Records shown —
+===+
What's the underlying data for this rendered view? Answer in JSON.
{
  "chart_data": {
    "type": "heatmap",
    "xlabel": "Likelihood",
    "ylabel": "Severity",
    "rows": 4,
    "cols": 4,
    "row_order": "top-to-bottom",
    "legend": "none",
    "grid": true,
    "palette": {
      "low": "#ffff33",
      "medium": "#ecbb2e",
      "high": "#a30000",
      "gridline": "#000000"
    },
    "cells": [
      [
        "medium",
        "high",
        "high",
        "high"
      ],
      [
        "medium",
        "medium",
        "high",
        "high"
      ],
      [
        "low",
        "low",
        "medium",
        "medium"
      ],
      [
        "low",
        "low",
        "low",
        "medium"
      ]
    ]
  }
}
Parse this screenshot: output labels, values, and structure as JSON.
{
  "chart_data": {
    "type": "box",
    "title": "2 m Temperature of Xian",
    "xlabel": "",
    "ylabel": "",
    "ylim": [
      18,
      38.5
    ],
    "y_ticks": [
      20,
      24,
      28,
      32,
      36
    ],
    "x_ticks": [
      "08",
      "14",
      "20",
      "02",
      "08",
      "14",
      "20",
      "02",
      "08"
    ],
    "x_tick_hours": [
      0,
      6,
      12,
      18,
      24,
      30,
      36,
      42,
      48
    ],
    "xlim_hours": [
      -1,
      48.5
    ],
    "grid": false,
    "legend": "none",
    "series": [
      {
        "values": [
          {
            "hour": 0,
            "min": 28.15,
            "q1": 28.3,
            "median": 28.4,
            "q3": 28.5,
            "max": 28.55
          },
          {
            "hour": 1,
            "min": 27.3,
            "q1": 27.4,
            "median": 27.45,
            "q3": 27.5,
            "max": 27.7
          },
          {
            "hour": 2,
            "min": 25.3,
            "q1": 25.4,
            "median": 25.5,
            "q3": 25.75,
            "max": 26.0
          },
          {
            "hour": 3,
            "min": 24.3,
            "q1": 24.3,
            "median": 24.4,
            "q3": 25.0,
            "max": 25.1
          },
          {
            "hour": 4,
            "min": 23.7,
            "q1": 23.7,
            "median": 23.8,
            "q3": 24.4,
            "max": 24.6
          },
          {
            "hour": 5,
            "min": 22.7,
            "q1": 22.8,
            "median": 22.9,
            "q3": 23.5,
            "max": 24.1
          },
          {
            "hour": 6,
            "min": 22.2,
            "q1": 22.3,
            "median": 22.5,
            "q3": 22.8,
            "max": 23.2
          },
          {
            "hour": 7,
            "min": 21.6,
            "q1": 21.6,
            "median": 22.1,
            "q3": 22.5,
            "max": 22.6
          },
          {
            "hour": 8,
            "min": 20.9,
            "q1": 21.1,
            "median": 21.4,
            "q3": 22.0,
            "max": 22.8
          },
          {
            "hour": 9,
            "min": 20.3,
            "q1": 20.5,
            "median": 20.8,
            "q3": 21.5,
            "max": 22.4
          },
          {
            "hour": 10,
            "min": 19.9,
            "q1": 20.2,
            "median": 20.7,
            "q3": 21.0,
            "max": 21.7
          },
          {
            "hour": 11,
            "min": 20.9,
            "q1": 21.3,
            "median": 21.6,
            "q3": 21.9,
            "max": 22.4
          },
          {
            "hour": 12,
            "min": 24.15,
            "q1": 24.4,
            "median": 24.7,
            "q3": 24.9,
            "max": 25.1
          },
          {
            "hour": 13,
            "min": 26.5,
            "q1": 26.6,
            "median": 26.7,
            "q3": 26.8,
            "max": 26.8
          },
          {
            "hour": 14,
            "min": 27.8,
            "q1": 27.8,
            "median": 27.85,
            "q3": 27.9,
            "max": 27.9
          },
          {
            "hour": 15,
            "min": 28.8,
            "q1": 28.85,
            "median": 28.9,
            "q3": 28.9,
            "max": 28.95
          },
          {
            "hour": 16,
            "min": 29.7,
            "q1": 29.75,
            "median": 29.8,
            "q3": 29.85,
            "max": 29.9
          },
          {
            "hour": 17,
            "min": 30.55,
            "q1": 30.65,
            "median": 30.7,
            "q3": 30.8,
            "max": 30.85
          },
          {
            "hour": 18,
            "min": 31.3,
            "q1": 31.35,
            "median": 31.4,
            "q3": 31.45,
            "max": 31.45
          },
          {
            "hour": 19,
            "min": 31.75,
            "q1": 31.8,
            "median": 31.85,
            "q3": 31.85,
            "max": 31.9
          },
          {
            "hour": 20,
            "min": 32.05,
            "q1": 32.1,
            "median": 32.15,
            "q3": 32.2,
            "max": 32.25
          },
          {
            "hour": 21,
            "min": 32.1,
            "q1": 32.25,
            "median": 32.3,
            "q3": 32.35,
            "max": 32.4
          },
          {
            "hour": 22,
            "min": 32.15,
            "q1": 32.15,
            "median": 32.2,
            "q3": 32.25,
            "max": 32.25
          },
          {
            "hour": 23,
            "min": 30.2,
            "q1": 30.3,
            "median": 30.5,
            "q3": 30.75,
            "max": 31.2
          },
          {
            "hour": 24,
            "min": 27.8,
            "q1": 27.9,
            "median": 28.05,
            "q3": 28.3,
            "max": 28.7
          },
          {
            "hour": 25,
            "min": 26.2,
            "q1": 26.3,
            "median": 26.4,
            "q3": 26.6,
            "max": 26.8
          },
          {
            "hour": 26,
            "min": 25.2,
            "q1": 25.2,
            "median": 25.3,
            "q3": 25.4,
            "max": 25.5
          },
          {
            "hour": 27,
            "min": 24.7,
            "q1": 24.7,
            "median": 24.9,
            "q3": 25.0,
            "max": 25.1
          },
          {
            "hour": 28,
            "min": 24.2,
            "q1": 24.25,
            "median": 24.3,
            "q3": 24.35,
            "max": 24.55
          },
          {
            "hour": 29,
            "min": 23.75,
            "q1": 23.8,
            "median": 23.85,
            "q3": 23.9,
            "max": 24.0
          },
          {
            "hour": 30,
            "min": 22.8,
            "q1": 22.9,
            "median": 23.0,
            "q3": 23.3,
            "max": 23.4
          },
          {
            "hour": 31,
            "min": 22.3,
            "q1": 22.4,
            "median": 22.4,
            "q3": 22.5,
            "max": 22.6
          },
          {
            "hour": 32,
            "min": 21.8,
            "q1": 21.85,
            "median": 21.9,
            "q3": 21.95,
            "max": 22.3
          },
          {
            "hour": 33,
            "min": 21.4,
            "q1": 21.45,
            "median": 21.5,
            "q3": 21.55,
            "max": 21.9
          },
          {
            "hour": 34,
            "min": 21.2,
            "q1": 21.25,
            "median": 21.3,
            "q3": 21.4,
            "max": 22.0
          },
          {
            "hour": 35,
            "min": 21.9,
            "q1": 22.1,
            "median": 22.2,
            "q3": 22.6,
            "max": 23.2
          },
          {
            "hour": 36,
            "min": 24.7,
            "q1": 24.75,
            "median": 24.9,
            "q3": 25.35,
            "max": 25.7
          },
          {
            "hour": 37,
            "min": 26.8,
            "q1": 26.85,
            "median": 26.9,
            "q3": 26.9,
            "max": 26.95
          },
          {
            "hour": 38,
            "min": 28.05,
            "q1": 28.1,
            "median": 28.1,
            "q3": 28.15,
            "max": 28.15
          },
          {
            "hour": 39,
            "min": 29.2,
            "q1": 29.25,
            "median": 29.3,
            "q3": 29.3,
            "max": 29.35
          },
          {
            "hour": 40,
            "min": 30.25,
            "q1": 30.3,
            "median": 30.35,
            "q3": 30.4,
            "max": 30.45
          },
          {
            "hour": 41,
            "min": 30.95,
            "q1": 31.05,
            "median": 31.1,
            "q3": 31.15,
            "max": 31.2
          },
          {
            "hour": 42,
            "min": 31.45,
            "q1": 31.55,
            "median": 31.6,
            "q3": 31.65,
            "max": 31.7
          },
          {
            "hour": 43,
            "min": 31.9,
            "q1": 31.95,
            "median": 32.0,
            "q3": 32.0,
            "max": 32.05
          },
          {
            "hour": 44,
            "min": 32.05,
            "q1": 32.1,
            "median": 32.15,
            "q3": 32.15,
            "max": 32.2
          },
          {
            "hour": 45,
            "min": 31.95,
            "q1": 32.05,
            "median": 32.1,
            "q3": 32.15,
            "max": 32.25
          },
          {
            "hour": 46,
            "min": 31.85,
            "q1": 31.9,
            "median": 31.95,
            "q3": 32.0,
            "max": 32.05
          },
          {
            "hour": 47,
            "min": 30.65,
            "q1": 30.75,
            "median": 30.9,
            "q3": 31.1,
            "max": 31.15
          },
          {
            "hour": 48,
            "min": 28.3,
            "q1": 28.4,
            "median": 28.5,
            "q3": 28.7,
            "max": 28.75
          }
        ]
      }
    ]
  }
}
+===+
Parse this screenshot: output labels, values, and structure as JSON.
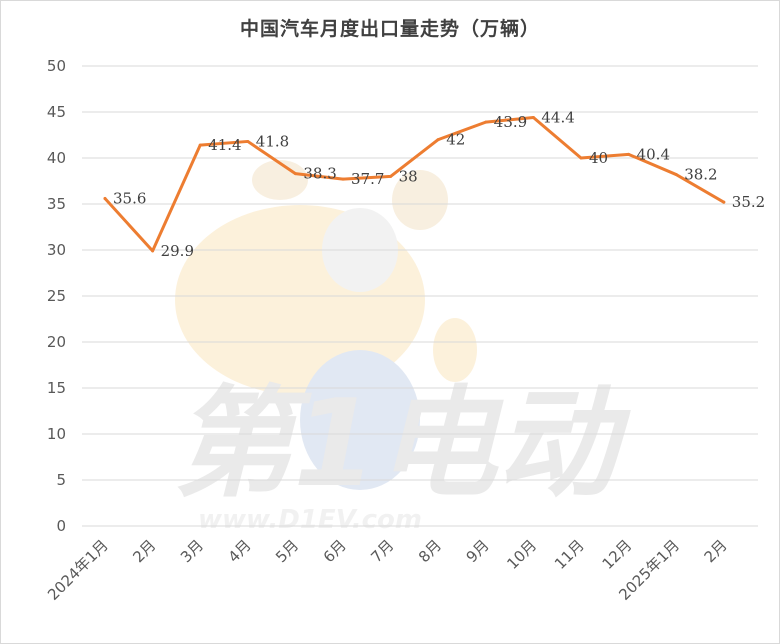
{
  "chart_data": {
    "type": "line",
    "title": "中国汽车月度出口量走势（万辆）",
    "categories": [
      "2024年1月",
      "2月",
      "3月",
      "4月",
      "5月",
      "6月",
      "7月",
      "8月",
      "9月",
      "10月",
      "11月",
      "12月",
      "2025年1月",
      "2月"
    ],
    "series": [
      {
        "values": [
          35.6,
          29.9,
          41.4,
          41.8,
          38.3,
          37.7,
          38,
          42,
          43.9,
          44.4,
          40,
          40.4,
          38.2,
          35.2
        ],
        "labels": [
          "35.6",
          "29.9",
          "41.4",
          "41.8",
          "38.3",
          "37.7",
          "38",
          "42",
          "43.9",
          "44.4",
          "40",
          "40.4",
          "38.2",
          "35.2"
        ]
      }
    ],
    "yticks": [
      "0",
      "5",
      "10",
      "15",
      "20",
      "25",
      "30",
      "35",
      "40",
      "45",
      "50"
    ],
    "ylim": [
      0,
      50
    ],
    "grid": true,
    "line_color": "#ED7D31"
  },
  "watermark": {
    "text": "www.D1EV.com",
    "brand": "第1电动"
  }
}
+===+
Exercise — Filter the listing above for the string "title" and copy every matching line.

Solved exercise —
    "title": "2 m Temperature of Xian",
    "title": "中国汽车月度出口量走势（万辆）",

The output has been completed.